%%

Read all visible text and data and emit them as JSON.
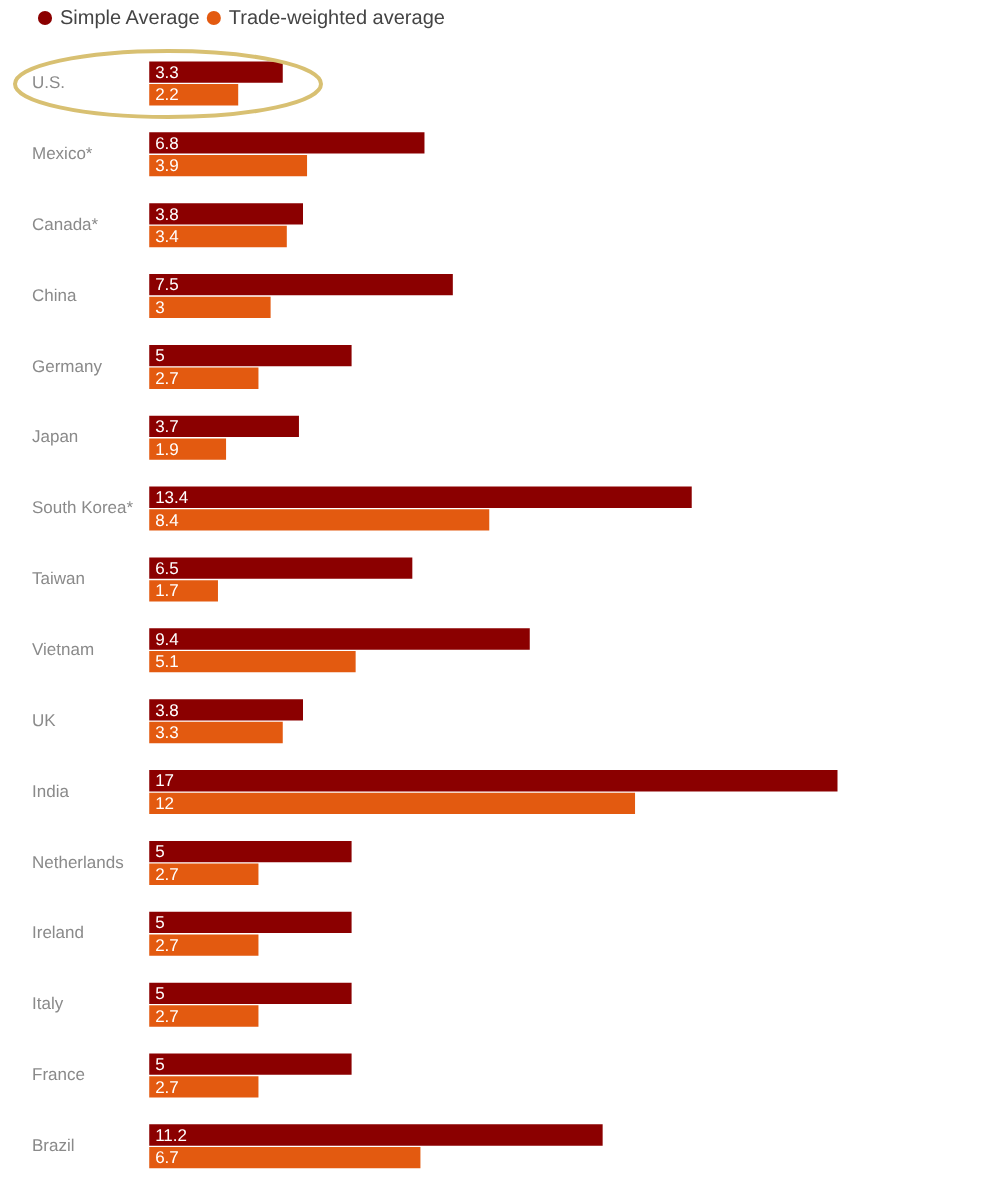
{
  "chart_data": {
    "type": "bar",
    "orientation": "horizontal",
    "categories": [
      "U.S.",
      "Mexico*",
      "Canada*",
      "China",
      "Germany",
      "Japan",
      "South Korea*",
      "Taiwan",
      "Vietnam",
      "UK",
      "India",
      "Netherlands",
      "Ireland",
      "Italy",
      "France",
      "Brazil"
    ],
    "series": [
      {
        "name": "Simple Average",
        "color": "#8b0000",
        "values": [
          3.3,
          6.8,
          3.8,
          7.5,
          5,
          3.7,
          13.4,
          6.5,
          9.4,
          3.8,
          17,
          5,
          5,
          5,
          5,
          11.2
        ]
      },
      {
        "name": "Trade-weighted average",
        "color": "#e35a10",
        "values": [
          2.2,
          3.9,
          3.4,
          3,
          2.7,
          1.9,
          8.4,
          1.7,
          5.1,
          3.3,
          12,
          2.7,
          2.7,
          2.7,
          2.7,
          6.7
        ]
      }
    ],
    "data_labels": true,
    "legend": "top left",
    "grid": false,
    "tick_labels": "y"
  }
}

%%

## Requirements
Give all the entries again exactly, dropping each picture.

## Completed exercise
Read all visible text and data and emit them as JSON.
{
  "chart_data": {
    "type": "bar",
    "orientation": "horizontal",
    "categories": [
      "U.S.",
      "Mexico*",
      "Canada*",
      "China",
      "Germany",
      "Japan",
      "South Korea*",
      "Taiwan",
      "Vietnam",
      "UK",
      "India",
      "Netherlands",
      "Ireland",
      "Italy",
      "France",
      "Brazil"
    ],
    "series": [
      {
        "name": "Simple Average",
        "color": "#8b0000",
        "values": [
          3.3,
          6.8,
          3.8,
          7.5,
          5,
          3.7,
          13.4,
          6.5,
          9.4,
          3.8,
          17,
          5,
          5,
          5,
          5,
          11.2
        ]
      },
      {
        "name": "Trade-weighted average",
        "color": "#e35a10",
        "values": [
          2.2,
          3.9,
          3.4,
          3,
          2.7,
          1.9,
          8.4,
          1.7,
          5.1,
          3.3,
          12,
          2.7,
          2.7,
          2.7,
          2.7,
          6.7
        ]
      }
    ],
    "data_labels": true,
    "legend": "top left",
    "grid": false,
    "tick_labels": "y"
  }
}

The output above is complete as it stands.